TO DO -> Check every line of the entries that follow, and copy the ones containing "title".
»»
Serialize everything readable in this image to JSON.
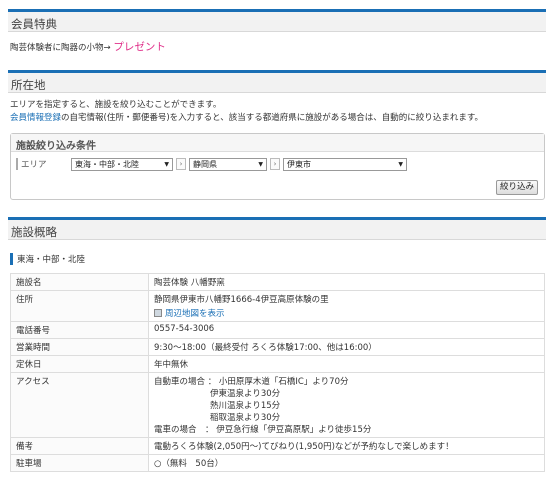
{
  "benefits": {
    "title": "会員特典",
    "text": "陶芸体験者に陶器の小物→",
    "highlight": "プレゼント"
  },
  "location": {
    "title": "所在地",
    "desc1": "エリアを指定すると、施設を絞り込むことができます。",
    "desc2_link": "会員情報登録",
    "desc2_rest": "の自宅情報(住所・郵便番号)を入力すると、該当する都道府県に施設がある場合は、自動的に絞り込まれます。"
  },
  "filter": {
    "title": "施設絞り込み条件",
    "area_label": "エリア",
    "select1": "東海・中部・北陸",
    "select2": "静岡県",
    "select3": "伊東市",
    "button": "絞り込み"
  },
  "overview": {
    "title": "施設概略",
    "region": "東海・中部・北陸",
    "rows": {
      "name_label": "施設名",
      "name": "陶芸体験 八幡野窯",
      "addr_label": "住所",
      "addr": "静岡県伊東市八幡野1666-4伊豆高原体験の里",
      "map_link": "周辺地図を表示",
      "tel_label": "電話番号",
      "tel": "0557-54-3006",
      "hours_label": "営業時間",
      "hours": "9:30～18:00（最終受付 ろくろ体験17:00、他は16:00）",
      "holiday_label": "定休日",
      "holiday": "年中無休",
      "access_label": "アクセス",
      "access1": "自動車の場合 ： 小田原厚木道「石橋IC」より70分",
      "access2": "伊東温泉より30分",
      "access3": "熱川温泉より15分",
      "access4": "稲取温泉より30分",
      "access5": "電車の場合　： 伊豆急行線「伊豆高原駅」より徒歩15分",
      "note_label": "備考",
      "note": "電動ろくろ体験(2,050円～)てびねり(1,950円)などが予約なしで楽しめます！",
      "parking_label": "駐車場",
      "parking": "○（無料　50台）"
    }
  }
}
««
»»
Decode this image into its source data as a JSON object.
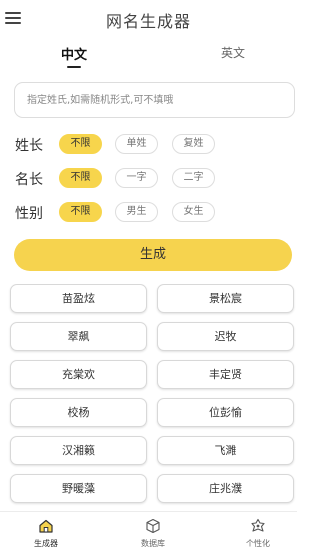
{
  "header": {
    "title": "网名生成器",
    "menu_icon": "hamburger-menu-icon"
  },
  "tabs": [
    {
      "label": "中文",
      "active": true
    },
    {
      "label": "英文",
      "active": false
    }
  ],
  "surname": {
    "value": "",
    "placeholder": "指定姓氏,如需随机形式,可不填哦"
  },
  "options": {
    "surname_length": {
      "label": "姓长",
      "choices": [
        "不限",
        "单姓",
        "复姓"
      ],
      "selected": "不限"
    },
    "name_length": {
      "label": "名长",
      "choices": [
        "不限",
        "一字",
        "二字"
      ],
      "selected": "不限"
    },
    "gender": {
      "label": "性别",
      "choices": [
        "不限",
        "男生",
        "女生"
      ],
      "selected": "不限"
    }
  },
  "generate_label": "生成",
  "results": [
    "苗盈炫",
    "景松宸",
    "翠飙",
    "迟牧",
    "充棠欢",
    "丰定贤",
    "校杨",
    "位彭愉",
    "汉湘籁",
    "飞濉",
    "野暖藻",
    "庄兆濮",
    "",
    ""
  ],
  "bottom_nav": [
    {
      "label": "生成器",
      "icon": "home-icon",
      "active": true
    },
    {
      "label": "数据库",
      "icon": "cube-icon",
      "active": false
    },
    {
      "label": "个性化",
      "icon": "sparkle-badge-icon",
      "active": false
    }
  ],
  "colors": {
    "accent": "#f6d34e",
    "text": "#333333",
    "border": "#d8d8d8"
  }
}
««
SOLUTION FOR THIS PROBLEM ->
    "title": "会員特典",
    "title": "所在地",
    "title": "施設絞り込み条件",
    "title": "施設概略",
    "title": "网名生成器",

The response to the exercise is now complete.